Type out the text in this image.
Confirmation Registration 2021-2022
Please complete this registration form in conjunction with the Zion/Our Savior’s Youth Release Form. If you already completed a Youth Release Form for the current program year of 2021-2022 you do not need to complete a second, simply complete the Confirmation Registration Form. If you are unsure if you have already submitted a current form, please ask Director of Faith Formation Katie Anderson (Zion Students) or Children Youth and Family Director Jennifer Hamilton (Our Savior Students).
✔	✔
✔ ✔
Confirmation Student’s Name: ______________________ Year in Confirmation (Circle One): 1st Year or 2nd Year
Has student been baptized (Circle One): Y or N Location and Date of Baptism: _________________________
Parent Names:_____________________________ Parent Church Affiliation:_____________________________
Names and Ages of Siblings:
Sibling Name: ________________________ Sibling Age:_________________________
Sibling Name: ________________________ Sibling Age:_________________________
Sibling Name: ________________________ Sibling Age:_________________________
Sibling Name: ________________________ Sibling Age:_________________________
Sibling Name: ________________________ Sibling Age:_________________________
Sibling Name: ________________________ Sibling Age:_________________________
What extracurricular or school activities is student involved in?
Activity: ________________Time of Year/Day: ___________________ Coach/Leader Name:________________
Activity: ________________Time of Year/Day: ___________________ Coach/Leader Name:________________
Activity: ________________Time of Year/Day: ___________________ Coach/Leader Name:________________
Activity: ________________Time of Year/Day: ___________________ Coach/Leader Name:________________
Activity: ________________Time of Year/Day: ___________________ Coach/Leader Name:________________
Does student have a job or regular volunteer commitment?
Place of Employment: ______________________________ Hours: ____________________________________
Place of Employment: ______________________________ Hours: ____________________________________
======
Repeat all entries. Match them exactly.

Type out the text in this image.
Confirmation Registration 2021-2022
Please complete this registration form in conjunction with the Zion/Our Savior’s Youth Release Form. If you already completed a Youth Release Form for the current program year of 2021-2022 you do not need to complete a second, simply complete the Confirmation Registration Form. If you are unsure if you have already submitted a current form, please ask Director of Faith Formation Katie Anderson (Zion Students) or Children Youth and Family Director Jennifer Hamilton (Our Savior Students).
✔	✔
✔ ✔
Confirmation Student’s Name: ______________________ Year in Confirmation (Circle One): 1st Year or 2nd Year
Has student been baptized (Circle One): Y or N Location and Date of Baptism: _________________________
Parent Names:_____________________________ Parent Church Affiliation:_____________________________
Names and Ages of Siblings:
Sibling Name: ________________________ Sibling Age:_________________________
Sibling Name: ________________________ Sibling Age:_________________________
Sibling Name: ________________________ Sibling Age:_________________________
Sibling Name: ________________________ Sibling Age:_________________________
Sibling Name: ________________________ Sibling Age:_________________________
Sibling Name: ________________________ Sibling Age:_________________________
What extracurricular or school activities is student involved in?
Activity: ________________Time of Year/Day: ___________________ Coach/Leader Name:________________
Activity: ________________Time of Year/Day: ___________________ Coach/Leader Name:________________
Activity: ________________Time of Year/Day: ___________________ Coach/Leader Name:________________
Activity: ________________Time of Year/Day: ___________________ Coach/Leader Name:________________
Activity: ________________Time of Year/Day: ___________________ Coach/Leader Name:________________
Does student have a job or regular volunteer commitment?
Place of Employment: ______________________________ Hours: ____________________________________
Place of Employment: ______________________________ Hours: ____________________________________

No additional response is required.